Element-and-box listings:
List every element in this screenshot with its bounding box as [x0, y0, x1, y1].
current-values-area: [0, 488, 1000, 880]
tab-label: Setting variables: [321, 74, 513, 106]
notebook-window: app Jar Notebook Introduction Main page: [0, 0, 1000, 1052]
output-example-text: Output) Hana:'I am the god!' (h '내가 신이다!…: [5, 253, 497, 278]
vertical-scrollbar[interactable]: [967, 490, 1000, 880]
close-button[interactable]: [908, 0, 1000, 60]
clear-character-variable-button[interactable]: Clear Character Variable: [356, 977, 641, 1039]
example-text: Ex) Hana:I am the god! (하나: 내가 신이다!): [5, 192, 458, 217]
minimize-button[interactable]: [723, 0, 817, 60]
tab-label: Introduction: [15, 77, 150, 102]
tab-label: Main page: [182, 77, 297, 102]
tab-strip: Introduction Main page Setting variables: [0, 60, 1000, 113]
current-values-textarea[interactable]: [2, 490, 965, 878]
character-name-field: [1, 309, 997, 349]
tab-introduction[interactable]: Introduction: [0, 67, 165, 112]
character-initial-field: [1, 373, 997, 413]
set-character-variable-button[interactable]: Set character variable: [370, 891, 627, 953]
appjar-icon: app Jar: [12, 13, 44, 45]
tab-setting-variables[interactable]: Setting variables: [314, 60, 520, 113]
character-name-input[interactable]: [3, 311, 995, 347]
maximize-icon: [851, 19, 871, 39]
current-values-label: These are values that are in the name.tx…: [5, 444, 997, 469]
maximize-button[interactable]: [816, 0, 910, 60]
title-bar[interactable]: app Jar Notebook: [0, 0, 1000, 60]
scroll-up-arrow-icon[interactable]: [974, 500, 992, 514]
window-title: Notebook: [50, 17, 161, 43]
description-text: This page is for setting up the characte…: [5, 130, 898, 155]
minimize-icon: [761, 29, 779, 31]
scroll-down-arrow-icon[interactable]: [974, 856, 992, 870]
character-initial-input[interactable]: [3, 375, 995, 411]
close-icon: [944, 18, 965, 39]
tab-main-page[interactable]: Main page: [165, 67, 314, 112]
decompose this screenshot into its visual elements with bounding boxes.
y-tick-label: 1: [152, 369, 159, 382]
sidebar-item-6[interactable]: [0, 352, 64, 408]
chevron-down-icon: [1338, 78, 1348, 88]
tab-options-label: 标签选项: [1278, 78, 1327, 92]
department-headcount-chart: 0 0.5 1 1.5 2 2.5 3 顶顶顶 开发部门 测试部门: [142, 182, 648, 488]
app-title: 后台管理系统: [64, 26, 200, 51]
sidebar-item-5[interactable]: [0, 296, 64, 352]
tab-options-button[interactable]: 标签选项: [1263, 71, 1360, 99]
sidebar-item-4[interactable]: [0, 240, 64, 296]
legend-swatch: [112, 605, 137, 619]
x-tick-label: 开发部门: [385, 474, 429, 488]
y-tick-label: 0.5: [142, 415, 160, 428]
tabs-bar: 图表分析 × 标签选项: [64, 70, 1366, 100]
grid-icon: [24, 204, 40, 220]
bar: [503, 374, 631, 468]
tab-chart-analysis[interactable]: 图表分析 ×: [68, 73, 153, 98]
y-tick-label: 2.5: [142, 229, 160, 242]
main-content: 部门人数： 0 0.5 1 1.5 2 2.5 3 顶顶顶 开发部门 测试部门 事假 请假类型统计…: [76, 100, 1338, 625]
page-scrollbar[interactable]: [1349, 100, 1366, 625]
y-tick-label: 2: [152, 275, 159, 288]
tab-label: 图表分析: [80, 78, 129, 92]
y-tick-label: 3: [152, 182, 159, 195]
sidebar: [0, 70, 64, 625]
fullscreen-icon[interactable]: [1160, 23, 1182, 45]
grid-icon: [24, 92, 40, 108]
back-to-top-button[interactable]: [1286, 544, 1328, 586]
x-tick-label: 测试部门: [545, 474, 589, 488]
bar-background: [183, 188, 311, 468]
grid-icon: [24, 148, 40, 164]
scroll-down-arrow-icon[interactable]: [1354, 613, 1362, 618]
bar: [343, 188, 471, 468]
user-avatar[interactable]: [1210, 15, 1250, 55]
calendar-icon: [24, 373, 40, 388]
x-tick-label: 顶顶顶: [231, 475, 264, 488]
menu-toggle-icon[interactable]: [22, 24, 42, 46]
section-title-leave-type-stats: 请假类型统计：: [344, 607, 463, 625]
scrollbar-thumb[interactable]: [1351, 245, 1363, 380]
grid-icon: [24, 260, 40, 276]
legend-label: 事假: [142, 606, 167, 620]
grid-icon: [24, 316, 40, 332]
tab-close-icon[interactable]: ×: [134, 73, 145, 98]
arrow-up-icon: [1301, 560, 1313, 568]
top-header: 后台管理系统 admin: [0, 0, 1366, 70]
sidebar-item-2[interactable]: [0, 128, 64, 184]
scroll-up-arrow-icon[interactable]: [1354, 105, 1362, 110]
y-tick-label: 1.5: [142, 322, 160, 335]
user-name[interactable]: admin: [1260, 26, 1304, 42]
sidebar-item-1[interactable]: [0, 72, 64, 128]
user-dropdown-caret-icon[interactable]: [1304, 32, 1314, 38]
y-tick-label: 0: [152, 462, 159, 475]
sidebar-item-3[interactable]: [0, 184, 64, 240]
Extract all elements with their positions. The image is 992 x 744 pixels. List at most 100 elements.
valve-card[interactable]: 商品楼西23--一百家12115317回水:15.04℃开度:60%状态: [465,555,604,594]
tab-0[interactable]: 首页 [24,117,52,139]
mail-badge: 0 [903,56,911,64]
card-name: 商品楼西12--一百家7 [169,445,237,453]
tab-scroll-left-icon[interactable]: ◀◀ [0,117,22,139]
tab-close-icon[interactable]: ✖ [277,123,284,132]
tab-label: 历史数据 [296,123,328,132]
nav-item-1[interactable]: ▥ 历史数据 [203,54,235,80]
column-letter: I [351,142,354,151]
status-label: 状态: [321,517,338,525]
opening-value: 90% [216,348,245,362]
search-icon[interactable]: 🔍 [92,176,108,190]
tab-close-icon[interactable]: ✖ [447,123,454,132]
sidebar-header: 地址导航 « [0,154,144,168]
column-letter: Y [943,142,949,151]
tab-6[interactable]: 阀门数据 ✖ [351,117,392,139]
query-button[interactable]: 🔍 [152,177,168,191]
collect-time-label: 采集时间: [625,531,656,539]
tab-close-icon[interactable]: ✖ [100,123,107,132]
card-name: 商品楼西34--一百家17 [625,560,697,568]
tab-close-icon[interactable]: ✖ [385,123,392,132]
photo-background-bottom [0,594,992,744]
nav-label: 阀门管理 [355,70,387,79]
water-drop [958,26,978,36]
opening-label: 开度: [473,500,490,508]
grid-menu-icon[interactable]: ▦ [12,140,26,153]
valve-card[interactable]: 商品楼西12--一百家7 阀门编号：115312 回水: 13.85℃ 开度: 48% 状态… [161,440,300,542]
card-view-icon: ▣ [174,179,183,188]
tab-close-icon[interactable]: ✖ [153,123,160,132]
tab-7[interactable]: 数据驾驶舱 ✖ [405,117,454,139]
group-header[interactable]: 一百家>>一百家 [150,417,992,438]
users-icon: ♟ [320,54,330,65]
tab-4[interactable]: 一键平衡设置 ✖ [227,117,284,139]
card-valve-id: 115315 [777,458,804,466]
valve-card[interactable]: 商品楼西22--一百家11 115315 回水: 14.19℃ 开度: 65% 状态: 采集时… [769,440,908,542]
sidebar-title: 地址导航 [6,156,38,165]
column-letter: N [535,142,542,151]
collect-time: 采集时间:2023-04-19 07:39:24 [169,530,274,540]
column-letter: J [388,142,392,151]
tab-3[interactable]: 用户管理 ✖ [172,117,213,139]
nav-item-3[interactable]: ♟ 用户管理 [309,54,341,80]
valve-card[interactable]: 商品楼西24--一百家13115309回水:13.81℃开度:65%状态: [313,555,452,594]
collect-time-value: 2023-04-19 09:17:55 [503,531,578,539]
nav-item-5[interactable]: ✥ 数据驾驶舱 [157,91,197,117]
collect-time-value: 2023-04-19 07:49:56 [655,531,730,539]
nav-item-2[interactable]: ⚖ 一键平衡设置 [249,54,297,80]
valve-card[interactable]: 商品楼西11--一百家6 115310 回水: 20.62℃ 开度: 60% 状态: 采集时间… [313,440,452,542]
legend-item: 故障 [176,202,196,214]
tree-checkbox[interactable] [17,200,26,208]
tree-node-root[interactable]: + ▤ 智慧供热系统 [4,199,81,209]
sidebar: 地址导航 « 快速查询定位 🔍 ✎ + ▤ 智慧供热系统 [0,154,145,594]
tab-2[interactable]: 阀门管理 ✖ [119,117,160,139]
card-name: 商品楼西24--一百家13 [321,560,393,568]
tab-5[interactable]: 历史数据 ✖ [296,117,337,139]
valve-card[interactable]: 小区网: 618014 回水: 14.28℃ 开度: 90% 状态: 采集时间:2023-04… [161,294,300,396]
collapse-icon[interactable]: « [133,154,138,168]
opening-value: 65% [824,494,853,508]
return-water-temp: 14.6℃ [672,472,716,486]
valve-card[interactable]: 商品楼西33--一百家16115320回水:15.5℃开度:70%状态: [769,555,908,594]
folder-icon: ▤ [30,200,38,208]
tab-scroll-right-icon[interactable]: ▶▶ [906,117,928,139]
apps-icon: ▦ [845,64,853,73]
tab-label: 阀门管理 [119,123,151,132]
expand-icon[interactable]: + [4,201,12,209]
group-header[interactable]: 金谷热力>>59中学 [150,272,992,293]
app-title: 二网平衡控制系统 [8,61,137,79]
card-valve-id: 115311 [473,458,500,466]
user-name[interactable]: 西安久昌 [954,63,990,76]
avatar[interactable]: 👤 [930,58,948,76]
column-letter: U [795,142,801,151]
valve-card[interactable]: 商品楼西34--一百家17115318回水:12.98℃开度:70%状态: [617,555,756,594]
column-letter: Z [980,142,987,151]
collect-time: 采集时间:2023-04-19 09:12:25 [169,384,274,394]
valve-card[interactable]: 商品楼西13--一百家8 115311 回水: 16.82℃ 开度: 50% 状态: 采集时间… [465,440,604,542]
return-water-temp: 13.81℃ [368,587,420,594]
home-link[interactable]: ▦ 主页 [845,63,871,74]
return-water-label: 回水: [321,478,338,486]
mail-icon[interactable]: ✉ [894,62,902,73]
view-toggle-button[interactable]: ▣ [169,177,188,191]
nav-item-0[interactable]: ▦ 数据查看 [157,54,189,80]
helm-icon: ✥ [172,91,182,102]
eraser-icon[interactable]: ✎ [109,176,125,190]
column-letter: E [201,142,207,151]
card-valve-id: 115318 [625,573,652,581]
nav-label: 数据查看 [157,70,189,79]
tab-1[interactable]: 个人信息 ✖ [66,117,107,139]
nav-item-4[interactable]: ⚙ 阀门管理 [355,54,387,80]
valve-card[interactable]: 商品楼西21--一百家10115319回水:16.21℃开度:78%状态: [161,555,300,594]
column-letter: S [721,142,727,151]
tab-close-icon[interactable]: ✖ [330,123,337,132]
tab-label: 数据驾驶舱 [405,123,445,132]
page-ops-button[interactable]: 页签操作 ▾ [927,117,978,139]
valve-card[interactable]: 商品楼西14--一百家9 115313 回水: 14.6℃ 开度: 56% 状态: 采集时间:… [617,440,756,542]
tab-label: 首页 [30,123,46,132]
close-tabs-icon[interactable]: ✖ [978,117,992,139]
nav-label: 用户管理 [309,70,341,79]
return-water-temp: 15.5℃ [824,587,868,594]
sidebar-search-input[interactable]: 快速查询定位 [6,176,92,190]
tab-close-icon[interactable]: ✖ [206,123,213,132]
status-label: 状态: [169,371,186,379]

**EXERCISE BRIEF:** Copy out the lines word for word, starting at the beginning of the items and ending with the line that contains "current-values-label: These are", including both the first line and that final line.

**OUTPUT BELOW:**
List every element in this screenshot with its bounding box as [x0, y0, x1, y1].
current-values-area: [0, 488, 1000, 880]
tab-label: Setting variables: [321, 74, 513, 106]
notebook-window: app Jar Notebook Introduction Main page: [0, 0, 1000, 1052]
output-example-text: Output) Hana:'I am the god!' (h '내가 신이다!…: [5, 253, 497, 278]
vertical-scrollbar[interactable]: [967, 490, 1000, 880]
close-button[interactable]: [908, 0, 1000, 60]
clear-character-variable-button[interactable]: Clear Character Variable: [356, 977, 641, 1039]
example-text: Ex) Hana:I am the god! (하나: 내가 신이다!): [5, 192, 458, 217]
minimize-button[interactable]: [723, 0, 817, 60]
tab-label: Introduction: [15, 77, 150, 102]
tab-label: Main page: [182, 77, 297, 102]
tab-strip: Introduction Main page Setting variables: [0, 60, 1000, 113]
current-values-textarea[interactable]: [2, 490, 965, 878]
character-name-field: [1, 309, 997, 349]
tab-introduction[interactable]: Introduction: [0, 67, 165, 112]
character-initial-field: [1, 373, 997, 413]
set-character-variable-button[interactable]: Set character variable: [370, 891, 627, 953]
appjar-icon: app Jar: [12, 13, 44, 45]
tab-setting-variables[interactable]: Setting variables: [314, 60, 520, 113]
character-name-input[interactable]: [3, 311, 995, 347]
maximize-icon: [851, 19, 871, 39]
current-values-label: These are values that are in the name.tx…: [5, 444, 997, 469]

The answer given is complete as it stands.